### AIM
Nothing should be left out: output all of the entries exactly.

### DATA PROVIDED
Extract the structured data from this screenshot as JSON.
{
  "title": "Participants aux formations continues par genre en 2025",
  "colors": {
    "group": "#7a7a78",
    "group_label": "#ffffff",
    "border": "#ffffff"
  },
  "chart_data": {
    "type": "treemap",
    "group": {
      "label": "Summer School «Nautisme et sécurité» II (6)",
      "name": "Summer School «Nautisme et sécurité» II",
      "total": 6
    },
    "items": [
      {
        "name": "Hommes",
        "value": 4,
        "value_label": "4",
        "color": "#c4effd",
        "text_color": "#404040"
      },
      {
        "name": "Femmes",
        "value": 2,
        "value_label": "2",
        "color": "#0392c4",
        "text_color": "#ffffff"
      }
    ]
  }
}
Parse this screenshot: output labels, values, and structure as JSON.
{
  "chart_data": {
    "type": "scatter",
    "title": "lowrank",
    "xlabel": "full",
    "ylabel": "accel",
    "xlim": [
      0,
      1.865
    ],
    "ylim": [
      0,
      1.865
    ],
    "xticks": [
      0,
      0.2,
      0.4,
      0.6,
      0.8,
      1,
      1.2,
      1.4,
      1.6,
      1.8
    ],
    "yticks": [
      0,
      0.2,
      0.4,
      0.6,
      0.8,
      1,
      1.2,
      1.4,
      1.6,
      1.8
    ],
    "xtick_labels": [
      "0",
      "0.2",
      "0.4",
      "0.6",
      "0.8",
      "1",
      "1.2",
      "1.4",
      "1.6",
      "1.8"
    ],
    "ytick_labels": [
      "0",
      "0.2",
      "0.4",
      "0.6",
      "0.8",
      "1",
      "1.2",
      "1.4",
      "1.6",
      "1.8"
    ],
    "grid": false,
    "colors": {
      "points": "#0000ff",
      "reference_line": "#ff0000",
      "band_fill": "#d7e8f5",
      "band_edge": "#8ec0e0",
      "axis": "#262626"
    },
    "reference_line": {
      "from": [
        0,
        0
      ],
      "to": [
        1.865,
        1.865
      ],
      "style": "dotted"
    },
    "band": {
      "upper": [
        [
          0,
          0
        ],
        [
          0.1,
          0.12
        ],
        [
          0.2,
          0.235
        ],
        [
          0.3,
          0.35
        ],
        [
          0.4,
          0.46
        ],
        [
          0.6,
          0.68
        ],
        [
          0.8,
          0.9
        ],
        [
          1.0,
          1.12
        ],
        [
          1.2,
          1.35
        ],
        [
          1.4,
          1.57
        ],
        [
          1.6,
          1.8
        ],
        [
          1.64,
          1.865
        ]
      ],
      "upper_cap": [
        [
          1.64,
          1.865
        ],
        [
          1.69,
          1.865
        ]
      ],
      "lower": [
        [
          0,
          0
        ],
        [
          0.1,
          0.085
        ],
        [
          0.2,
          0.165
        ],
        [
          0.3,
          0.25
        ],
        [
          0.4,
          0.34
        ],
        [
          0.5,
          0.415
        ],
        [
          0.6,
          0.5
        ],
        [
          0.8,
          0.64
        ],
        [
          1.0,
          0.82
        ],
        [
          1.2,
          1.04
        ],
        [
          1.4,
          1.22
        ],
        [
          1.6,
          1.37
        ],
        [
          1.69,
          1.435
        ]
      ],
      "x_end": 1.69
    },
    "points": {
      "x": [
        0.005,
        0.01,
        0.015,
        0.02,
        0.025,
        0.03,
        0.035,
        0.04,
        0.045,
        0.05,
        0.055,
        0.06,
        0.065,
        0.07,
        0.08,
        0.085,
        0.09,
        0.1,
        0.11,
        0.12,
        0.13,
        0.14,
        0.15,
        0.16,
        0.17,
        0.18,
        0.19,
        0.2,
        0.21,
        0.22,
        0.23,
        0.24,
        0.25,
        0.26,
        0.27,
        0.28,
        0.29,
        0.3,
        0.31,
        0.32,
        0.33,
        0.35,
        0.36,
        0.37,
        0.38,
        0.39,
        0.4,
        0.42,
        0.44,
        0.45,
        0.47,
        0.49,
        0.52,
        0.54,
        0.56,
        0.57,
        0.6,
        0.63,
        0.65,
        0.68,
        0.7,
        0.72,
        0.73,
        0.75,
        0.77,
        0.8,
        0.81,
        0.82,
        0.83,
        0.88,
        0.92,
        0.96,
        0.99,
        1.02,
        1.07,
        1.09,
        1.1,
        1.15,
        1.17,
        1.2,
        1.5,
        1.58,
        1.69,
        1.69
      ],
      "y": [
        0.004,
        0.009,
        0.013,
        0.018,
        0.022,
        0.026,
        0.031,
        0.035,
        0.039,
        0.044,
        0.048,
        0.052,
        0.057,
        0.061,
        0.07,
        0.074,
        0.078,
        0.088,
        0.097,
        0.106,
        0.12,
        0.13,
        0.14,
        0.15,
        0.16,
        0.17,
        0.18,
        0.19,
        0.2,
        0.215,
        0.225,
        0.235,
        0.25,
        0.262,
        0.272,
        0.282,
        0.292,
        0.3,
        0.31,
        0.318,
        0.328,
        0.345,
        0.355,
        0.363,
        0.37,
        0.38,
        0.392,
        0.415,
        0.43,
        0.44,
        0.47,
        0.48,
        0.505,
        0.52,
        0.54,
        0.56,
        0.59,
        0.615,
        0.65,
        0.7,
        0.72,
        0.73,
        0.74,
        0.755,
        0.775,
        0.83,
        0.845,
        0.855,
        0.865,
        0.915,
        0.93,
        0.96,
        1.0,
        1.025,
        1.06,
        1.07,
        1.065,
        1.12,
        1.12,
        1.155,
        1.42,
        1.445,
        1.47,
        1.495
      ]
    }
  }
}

### WRITTEN REPLY
Extract the structured data from this screenshot as JSON.
{
  "title": "Participants aux formations continues par genre en 2025",
  "colors": {
    "group": "#7a7a78",
    "group_label": "#ffffff",
    "border": "#ffffff"
  },
  "chart_data": {
    "type": "treemap",
    "group": {
      "label": "Summer School «Nautisme et sécurité» II (6)",
      "name": "Summer School «Nautisme et sécurité» II",
      "total": 6
    },
    "items": [
      {
        "name": "Hommes",
        "value": 4,
        "value_label": "4",
        "color": "#c4effd",
        "text_color": "#404040"
      },
      {
        "name": "Femmes",
        "value": 2,
        "value_label": "2",
        "color": "#0392c4",
        "text_color": "#ffffff"
      }
    ]
  }
}
Parse this screenshot: output labels, values, and structure as JSON.
{
  "chart_data": {
    "type": "scatter",
    "title": "lowrank",
    "xlabel": "full",
    "ylabel": "accel",
    "xlim": [
      0,
      1.865
    ],
    "ylim": [
      0,
      1.865
    ],
    "xticks": [
      0,
      0.2,
      0.4,
      0.6,
      0.8,
      1,
      1.2,
      1.4,
      1.6,
      1.8
    ],
    "yticks": [
      0,
      0.2,
      0.4,
      0.6,
      0.8,
      1,
      1.2,
      1.4,
      1.6,
      1.8
    ],
    "xtick_labels": [
      "0",
      "0.2",
      "0.4",
      "0.6",
      "0.8",
      "1",
      "1.2",
      "1.4",
      "1.6",
      "1.8"
    ],
    "ytick_labels": [
      "0",
      "0.2",
      "0.4",
      "0.6",
      "0.8",
      "1",
      "1.2",
      "1.4",
      "1.6",
      "1.8"
    ],
    "grid": false,
    "colors": {
      "points": "#0000ff",
      "reference_line": "#ff0000",
      "band_fill": "#d7e8f5",
      "band_edge": "#8ec0e0",
      "axis": "#262626"
    },
    "reference_line": {
      "from": [
        0,
        0
      ],
      "to": [
        1.865,
        1.865
      ],
      "style": "dotted"
    },
    "band": {
      "upper": [
        [
          0,
          0
        ],
        [
          0.1,
          0.12
        ],
        [
          0.2,
          0.235
        ],
        [
          0.3,
          0.35
        ],
        [
          0.4,
          0.46
        ],
        [
          0.6,
          0.68
        ],
        [
          0.8,
          0.9
        ],
        [
          1.0,
          1.12
        ],
        [
          1.2,
          1.35
        ],
        [
          1.4,
          1.57
        ],
        [
          1.6,
          1.8
        ],
        [
          1.64,
          1.865
        ]
      ],
      "upper_cap": [
        [
          1.64,
          1.865
        ],
        [
          1.69,
          1.865
        ]
      ],
      "lower": [
        [
          0,
          0
        ],
        [
          0.1,
          0.085
        ],
        [
          0.2,
          0.165
        ],
        [
          0.3,
          0.25
        ],
        [
          0.4,
          0.34
        ],
        [
          0.5,
          0.415
        ],
        [
          0.6,
          0.5
        ],
        [
          0.8,
          0.64
        ],
        [
          1.0,
          0.82
        ],
        [
          1.2,
          1.04
        ],
        [
          1.4,
          1.22
        ],
        [
          1.6,
          1.37
        ],
        [
          1.69,
          1.435
        ]
      ],
      "x_end": 1.69
    },
    "points": {
      "x": [
        0.005,
        0.01,
        0.015,
        0.02,
        0.025,
        0.03,
        0.035,
        0.04,
        0.045,
        0.05,
        0.055,
        0.06,
        0.065,
        0.07,
        0.08,
        0.085,
        0.09,
        0.1,
        0.11,
        0.12,
        0.13,
        0.14,
        0.15,
        0.16,
        0.17,
        0.18,
        0.19,
        0.2,
        0.21,
        0.22,
        0.23,
        0.24,
        0.25,
        0.26,
        0.27,
        0.28,
        0.29,
        0.3,
        0.31,
        0.32,
        0.33,
        0.35,
        0.36,
        0.37,
        0.38,
        0.39,
        0.4,
        0.42,
        0.44,
        0.45,
        0.47,
        0.49,
        0.52,
        0.54,
        0.56,
        0.57,
        0.6,
        0.63,
        0.65,
        0.68,
        0.7,
        0.72,
        0.73,
        0.75,
        0.77,
        0.8,
        0.81,
        0.82,
        0.83,
        0.88,
        0.92,
        0.96,
        0.99,
        1.02,
        1.07,
        1.09,
        1.1,
        1.15,
        1.17,
        1.2,
        1.5,
        1.58,
        1.69,
        1.69
      ],
      "y": [
        0.004,
        0.009,
        0.013,
        0.018,
        0.022,
        0.026,
        0.031,
        0.035,
        0.039,
        0.044,
        0.048,
        0.052,
        0.057,
        0.061,
        0.07,
        0.074,
        0.078,
        0.088,
        0.097,
        0.106,
        0.12,
        0.13,
        0.14,
        0.15,
        0.16,
        0.17,
        0.18,
        0.19,
        0.2,
        0.215,
        0.225,
        0.235,
        0.25,
        0.262,
        0.272,
        0.282,
        0.292,
        0.3,
        0.31,
        0.318,
        0.328,
        0.345,
        0.355,
        0.363,
        0.37,
        0.38,
        0.392,
        0.415,
        0.43,
        0.44,
        0.47,
        0.48,
        0.505,
        0.52,
        0.54,
        0.56,
        0.59,
        0.615,
        0.65,
        0.7,
        0.72,
        0.73,
        0.74,
        0.755,
        0.775,
        0.83,
        0.845,
        0.855,
        0.865,
        0.915,
        0.93,
        0.96,
        1.0,
        1.025,
        1.06,
        1.07,
        1.065,
        1.12,
        1.12,
        1.155,
        1.42,
        1.445,
        1.47,
        1.495
      ]
    }
  }
}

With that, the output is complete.